EXERCISE:
Below is a block of records. Copy every line in it that contains the word "page".

+++ EXTRACTED INFORMATION

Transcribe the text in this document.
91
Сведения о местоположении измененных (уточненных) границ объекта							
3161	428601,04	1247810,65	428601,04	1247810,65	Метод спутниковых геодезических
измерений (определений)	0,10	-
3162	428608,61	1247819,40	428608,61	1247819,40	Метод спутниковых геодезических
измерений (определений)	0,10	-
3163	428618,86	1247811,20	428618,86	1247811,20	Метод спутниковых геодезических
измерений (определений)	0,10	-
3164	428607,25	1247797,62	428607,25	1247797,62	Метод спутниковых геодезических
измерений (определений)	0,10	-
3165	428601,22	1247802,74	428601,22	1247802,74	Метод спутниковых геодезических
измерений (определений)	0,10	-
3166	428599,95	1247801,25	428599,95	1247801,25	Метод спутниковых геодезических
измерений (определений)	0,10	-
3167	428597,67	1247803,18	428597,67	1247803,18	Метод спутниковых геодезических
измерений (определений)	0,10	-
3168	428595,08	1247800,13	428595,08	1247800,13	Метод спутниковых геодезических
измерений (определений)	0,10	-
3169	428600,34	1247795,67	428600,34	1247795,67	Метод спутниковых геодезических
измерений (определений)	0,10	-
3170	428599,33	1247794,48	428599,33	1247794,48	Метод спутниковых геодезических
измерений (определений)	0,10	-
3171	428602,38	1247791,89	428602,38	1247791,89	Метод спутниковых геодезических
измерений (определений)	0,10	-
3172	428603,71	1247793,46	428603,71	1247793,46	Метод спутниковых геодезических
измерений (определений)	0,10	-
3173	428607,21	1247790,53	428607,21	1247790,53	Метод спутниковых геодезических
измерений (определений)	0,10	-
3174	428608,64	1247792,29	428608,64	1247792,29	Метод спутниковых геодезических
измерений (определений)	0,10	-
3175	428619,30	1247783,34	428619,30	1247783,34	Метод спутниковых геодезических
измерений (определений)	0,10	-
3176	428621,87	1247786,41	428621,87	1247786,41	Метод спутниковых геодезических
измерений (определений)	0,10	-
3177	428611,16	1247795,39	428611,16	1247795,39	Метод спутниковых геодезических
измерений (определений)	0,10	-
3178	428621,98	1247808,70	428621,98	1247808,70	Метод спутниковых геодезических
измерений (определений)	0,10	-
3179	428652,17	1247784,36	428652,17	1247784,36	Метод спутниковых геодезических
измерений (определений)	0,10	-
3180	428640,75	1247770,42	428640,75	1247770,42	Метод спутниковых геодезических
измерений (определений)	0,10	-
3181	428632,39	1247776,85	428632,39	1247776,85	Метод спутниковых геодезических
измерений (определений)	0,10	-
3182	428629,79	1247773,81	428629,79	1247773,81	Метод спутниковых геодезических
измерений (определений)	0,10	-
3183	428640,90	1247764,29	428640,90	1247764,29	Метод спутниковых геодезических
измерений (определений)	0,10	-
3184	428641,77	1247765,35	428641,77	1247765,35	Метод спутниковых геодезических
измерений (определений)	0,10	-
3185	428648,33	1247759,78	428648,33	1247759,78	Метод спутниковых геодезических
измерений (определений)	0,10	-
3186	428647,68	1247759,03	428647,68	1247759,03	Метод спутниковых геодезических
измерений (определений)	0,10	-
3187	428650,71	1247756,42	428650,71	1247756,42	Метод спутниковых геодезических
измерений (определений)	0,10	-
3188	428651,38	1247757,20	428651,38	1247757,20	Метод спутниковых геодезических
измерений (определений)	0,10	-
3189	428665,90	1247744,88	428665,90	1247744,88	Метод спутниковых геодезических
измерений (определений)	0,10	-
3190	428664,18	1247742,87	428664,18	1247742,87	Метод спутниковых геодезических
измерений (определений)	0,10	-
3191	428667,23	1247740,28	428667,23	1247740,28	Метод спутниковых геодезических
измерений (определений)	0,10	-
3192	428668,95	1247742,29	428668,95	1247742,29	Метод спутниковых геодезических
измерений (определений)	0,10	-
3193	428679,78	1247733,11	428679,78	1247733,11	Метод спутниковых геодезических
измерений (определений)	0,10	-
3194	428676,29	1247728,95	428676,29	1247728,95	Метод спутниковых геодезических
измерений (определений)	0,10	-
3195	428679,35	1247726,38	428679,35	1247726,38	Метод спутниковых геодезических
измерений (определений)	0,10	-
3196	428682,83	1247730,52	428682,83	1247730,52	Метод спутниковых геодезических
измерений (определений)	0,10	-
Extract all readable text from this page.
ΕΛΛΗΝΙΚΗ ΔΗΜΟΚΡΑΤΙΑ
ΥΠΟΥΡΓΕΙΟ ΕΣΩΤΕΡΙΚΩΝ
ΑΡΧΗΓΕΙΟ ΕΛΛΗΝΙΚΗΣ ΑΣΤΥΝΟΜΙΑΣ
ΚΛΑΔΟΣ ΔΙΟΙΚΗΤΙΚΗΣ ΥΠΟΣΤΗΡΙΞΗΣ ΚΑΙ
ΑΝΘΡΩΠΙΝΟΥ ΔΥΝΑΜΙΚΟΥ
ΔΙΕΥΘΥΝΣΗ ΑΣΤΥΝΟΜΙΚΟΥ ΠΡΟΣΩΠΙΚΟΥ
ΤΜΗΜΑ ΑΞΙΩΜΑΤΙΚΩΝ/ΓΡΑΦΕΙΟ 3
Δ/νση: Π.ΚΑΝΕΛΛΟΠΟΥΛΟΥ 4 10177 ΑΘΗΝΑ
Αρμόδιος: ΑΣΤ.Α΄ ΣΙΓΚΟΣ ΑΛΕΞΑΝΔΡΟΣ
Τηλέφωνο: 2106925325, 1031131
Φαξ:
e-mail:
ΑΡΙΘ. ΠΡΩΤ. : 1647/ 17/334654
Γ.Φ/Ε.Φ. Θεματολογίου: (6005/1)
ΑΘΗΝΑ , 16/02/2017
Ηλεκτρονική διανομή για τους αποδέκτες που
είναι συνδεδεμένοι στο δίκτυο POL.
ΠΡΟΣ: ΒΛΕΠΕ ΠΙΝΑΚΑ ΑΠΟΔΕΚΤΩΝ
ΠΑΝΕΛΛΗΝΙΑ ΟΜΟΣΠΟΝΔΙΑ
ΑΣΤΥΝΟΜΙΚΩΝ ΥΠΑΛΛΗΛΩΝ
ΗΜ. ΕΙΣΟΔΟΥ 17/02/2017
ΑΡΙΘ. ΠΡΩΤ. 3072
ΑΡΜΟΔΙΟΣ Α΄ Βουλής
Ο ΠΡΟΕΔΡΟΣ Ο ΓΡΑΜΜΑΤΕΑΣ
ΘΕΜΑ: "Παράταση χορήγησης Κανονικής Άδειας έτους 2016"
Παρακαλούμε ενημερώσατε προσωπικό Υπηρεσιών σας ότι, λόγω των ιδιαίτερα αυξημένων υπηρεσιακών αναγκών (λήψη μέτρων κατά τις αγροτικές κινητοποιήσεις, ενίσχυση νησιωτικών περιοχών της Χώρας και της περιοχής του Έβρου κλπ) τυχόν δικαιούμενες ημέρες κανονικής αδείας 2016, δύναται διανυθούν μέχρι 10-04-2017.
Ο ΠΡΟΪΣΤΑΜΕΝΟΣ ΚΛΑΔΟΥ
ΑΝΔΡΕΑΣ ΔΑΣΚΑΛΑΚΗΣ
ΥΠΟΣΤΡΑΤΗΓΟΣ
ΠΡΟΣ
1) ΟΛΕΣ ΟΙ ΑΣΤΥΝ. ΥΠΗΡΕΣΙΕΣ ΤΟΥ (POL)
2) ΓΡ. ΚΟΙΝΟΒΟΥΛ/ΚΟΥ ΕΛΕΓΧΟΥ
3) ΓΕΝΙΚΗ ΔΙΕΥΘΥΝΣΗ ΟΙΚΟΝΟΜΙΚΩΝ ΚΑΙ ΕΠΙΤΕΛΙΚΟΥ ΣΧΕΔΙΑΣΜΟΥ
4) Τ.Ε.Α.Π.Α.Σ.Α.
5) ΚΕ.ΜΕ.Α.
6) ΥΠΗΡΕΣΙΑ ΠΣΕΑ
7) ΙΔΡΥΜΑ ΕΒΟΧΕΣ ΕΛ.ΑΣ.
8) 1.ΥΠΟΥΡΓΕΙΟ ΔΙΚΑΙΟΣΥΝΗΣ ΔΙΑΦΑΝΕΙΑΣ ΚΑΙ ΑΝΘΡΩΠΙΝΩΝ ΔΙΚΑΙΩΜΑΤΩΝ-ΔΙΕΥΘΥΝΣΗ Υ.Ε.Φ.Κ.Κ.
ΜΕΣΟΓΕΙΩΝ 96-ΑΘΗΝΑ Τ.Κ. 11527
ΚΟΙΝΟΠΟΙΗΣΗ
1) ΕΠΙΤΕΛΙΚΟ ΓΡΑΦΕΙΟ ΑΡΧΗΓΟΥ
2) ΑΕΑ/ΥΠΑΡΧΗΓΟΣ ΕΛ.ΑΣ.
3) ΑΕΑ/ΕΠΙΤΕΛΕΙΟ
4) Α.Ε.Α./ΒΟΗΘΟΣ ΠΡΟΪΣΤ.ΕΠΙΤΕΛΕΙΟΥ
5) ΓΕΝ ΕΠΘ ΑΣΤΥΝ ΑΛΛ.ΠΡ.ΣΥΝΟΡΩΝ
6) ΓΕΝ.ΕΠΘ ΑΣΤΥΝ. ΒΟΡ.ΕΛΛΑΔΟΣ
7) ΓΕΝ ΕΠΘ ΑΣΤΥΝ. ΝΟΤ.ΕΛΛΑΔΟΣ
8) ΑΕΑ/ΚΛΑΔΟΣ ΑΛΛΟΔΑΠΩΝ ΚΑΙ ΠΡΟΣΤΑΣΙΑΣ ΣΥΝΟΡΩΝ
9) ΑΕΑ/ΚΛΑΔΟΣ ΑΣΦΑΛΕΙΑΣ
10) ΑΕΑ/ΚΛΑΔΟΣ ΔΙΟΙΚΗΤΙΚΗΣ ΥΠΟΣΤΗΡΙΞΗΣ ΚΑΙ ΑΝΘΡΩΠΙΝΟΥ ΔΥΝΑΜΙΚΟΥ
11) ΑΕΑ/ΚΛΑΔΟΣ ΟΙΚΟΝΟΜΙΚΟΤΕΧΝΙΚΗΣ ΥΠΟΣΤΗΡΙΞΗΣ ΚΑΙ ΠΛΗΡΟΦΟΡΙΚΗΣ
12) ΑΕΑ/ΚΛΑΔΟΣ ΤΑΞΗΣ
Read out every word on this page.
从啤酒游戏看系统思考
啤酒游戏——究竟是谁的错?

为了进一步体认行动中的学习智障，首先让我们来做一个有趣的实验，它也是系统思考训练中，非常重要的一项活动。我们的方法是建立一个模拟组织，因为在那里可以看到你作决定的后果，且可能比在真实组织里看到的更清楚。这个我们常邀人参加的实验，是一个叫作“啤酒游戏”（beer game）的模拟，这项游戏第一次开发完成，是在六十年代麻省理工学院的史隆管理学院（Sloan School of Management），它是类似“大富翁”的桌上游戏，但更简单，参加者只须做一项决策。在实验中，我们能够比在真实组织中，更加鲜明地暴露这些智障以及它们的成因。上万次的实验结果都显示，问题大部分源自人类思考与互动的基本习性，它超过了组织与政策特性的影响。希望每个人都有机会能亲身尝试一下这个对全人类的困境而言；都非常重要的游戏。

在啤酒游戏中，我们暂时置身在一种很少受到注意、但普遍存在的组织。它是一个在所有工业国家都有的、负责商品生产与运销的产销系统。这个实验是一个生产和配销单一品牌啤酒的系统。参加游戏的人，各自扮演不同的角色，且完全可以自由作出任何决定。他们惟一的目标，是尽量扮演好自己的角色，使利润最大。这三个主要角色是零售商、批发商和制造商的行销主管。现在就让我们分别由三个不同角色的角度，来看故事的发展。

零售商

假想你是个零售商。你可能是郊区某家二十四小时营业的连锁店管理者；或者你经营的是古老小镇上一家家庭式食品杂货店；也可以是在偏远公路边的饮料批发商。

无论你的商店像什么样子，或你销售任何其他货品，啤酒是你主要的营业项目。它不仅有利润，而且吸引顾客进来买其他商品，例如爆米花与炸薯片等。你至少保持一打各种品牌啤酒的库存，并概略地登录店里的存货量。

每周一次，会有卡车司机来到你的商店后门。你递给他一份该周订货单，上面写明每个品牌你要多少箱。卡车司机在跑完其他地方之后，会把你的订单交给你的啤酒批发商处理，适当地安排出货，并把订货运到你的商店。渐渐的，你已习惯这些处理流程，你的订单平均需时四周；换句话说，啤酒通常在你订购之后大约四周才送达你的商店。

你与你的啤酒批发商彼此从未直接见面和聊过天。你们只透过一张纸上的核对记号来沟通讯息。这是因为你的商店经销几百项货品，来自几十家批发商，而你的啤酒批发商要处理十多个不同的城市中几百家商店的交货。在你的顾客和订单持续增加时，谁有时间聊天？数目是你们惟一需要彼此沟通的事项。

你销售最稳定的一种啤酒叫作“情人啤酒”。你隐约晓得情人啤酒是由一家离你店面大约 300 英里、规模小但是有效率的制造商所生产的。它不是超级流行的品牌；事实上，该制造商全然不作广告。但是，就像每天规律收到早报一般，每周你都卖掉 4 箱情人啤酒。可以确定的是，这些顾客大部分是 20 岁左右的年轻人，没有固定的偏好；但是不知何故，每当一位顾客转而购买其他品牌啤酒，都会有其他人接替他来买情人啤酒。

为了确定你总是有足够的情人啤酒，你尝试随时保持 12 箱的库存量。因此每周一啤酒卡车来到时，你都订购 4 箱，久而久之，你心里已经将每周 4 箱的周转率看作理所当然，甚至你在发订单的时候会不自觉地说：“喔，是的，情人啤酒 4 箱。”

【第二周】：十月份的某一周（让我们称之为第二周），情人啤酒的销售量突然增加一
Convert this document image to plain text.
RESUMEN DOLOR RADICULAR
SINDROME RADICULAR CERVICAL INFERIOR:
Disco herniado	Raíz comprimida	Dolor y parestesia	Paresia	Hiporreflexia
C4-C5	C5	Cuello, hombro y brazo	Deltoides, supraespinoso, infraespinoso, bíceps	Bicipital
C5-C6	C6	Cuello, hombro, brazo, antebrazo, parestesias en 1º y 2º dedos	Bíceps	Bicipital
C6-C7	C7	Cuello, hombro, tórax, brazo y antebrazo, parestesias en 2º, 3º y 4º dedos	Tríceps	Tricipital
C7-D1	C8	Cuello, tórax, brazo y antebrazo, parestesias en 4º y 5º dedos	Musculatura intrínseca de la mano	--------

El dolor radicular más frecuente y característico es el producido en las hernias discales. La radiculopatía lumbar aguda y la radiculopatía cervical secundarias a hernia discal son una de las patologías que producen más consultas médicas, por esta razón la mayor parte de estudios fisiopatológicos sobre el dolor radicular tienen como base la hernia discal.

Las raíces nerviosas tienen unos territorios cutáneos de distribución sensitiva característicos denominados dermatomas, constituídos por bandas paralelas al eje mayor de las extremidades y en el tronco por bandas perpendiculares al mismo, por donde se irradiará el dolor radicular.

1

++++++

CORRECT ANSWER:
Extract all readable text from this page.
Read out every word on this page.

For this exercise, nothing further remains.